BEGIN Given entries

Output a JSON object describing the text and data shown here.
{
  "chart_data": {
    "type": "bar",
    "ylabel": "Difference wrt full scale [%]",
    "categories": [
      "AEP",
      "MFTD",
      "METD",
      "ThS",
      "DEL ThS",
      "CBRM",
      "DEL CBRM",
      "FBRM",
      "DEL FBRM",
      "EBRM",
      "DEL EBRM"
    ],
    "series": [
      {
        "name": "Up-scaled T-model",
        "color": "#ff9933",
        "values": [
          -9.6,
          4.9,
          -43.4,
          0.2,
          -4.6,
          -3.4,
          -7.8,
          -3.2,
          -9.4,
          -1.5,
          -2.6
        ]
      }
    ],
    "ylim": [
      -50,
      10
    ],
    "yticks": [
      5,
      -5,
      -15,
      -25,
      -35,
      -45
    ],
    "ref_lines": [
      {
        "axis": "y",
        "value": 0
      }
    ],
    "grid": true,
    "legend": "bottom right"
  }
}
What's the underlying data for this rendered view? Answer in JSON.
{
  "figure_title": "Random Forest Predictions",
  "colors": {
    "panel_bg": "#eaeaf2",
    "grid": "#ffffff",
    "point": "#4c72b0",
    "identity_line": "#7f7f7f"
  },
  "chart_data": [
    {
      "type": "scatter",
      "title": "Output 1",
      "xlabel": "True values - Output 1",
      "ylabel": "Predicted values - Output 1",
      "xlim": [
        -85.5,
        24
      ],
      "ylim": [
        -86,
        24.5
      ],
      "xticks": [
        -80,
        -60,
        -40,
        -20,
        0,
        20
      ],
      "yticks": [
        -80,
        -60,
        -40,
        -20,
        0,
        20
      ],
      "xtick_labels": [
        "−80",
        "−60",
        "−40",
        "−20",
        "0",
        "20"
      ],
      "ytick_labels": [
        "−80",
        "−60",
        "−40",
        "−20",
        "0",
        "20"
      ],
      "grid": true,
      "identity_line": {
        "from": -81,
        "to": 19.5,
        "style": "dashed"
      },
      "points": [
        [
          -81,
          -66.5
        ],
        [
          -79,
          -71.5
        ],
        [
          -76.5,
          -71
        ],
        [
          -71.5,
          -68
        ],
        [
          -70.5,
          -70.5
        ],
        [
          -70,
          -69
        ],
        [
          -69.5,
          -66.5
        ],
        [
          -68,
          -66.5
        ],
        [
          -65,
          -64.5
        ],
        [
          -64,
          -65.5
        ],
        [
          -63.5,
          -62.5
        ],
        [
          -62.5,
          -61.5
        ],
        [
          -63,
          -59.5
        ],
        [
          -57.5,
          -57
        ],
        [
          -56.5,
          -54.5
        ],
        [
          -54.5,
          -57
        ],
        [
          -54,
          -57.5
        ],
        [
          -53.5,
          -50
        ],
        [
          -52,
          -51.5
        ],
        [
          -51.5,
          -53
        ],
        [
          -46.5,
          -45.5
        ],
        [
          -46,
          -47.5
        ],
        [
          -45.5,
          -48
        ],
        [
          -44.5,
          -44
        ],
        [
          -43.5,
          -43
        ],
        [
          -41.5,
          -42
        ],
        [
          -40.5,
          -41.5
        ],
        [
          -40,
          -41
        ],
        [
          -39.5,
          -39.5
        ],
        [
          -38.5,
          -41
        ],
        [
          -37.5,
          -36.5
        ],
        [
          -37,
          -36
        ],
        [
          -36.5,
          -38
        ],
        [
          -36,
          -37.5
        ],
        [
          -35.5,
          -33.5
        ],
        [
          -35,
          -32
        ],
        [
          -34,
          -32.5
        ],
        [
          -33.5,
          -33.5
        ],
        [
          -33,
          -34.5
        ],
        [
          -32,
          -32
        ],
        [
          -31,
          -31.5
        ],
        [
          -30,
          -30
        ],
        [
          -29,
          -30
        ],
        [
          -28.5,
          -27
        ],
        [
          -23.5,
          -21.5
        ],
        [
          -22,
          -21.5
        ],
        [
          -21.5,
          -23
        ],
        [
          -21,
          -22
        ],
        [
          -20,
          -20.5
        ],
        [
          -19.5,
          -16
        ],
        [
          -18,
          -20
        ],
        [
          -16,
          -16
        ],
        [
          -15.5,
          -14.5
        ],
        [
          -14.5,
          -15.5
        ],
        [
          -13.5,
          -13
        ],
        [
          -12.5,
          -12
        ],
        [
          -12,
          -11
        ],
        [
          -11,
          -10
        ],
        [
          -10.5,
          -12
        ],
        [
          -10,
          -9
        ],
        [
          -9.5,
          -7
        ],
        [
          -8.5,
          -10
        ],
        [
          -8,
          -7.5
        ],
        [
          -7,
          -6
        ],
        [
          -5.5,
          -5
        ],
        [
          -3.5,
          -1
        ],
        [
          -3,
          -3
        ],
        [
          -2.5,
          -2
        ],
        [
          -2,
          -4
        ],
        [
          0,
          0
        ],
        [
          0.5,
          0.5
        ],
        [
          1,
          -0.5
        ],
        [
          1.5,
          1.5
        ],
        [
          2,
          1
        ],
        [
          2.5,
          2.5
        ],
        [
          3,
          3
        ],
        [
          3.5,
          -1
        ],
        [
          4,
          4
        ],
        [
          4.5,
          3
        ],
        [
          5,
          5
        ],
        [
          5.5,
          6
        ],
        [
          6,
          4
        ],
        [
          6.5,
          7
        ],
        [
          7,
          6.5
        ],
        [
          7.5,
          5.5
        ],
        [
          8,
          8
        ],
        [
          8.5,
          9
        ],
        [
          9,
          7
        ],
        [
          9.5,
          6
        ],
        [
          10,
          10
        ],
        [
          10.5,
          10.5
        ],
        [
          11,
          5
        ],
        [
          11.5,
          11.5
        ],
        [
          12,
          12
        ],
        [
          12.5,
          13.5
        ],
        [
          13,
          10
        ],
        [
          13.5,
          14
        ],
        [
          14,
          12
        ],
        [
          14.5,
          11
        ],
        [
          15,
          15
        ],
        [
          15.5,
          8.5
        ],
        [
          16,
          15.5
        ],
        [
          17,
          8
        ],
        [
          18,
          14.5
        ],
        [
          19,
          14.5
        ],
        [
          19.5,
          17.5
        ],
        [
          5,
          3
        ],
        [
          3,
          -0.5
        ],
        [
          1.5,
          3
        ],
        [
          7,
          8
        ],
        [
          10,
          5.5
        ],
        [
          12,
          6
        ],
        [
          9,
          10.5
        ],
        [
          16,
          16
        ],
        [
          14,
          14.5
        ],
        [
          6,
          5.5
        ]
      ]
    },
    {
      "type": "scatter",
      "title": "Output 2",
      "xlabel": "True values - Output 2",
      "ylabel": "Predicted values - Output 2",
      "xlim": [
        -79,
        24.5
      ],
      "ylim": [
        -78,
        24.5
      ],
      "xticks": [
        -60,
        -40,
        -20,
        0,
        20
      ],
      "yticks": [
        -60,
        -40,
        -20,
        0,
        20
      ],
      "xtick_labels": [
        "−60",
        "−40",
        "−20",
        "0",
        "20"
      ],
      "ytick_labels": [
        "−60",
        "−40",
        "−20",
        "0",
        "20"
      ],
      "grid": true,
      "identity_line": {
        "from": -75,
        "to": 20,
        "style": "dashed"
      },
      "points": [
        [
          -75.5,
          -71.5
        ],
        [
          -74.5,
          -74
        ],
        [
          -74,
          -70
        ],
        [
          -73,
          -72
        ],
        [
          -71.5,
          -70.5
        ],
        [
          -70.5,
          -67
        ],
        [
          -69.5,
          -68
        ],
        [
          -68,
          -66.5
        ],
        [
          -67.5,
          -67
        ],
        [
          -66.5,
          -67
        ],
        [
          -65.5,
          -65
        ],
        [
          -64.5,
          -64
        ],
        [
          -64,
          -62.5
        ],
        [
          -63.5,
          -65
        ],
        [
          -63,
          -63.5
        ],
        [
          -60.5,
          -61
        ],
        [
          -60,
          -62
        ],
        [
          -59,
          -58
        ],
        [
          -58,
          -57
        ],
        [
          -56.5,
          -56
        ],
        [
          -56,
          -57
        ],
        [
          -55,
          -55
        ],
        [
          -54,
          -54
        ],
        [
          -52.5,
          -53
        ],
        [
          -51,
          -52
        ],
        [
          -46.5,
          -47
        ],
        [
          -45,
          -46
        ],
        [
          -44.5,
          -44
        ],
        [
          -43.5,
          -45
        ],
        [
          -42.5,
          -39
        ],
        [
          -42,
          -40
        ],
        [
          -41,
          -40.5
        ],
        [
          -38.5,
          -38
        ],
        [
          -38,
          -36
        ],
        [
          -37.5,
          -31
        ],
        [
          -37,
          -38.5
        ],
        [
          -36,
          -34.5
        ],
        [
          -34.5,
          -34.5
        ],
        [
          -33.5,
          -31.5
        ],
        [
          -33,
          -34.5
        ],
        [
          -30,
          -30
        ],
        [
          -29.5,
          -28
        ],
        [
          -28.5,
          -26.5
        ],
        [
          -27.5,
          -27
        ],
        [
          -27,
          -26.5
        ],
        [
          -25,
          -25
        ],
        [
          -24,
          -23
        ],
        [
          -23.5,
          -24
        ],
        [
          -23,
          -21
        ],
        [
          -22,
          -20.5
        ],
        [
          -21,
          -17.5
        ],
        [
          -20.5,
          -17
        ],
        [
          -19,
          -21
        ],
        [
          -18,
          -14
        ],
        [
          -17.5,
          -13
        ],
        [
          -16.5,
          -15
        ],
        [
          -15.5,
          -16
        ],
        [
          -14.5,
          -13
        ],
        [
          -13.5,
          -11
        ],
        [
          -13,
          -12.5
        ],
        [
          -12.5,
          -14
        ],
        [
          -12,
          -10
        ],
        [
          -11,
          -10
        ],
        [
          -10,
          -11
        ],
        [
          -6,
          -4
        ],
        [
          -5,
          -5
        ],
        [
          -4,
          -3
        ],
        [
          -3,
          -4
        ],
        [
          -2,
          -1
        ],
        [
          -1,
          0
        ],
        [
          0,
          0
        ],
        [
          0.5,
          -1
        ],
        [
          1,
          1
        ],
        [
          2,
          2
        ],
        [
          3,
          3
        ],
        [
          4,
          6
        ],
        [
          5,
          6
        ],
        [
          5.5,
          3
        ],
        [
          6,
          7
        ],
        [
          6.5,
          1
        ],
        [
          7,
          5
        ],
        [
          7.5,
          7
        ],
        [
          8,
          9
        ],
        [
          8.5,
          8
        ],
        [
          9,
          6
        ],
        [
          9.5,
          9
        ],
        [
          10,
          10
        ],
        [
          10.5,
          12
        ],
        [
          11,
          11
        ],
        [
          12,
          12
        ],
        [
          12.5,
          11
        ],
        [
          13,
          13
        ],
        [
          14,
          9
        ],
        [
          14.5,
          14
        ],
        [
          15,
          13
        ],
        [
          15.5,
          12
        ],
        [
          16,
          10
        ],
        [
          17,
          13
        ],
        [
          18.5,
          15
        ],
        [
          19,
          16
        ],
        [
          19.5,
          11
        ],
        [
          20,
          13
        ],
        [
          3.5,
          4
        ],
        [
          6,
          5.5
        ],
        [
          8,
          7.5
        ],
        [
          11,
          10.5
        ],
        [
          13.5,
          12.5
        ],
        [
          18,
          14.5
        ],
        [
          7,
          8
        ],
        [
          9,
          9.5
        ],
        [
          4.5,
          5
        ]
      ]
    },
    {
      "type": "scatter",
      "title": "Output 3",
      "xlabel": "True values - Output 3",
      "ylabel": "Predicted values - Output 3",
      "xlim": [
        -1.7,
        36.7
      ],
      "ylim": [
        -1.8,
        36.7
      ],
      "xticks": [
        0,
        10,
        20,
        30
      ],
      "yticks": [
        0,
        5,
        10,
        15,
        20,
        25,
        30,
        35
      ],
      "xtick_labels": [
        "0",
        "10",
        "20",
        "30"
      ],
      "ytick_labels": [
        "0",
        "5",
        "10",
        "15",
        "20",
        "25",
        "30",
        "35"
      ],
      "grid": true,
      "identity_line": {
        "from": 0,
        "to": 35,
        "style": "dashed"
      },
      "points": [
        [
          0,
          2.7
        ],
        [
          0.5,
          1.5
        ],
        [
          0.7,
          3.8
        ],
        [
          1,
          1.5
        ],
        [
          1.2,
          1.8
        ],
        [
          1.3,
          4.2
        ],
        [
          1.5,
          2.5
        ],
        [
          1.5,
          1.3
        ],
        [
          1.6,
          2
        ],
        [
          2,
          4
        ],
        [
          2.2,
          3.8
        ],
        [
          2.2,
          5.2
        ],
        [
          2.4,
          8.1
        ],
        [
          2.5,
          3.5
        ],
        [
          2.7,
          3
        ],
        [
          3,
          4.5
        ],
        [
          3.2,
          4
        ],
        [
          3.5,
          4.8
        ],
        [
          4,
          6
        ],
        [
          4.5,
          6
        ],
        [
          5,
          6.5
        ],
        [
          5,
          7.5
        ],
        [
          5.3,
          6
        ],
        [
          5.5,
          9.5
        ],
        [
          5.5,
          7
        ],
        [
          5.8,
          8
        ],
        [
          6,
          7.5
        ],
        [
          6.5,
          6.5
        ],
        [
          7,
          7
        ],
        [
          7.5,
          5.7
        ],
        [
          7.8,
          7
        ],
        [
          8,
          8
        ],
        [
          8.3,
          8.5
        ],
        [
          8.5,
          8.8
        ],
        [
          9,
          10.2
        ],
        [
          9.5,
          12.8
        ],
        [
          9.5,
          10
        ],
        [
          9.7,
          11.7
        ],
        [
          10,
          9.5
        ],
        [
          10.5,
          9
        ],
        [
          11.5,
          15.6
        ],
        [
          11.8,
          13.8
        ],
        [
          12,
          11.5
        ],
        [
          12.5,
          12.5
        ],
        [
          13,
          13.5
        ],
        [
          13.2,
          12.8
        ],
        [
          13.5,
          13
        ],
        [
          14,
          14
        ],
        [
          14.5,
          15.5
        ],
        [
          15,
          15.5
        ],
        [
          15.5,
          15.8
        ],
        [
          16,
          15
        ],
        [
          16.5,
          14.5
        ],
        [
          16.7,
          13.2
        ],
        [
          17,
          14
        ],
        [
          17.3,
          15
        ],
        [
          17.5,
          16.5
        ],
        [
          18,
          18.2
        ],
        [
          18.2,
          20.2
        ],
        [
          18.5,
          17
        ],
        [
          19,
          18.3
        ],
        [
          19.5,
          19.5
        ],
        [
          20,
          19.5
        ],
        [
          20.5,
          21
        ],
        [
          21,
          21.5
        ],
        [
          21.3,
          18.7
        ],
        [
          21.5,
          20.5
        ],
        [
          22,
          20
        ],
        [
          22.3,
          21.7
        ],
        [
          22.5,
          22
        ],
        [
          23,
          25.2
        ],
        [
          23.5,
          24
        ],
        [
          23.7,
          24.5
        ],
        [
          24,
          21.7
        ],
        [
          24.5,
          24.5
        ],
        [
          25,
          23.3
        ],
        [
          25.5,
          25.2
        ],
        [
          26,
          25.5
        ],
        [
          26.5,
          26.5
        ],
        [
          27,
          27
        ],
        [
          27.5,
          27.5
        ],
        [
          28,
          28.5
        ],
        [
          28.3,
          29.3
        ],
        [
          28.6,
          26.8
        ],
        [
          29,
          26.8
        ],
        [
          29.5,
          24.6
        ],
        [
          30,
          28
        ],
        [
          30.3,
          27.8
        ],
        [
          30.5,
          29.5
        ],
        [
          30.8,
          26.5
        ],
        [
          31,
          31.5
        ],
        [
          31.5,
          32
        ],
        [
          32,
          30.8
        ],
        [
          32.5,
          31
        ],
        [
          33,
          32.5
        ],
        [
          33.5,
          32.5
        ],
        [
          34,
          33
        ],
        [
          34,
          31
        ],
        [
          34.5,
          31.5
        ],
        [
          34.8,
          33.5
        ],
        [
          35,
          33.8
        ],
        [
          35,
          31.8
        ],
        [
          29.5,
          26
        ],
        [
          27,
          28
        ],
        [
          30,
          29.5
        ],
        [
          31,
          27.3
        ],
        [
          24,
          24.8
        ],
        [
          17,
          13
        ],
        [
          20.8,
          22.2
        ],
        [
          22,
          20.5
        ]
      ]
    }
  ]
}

END Given entries

• **Your task**
Each line above that includes "Output" counts once; state the total and nothing more.

• **Right answer**
10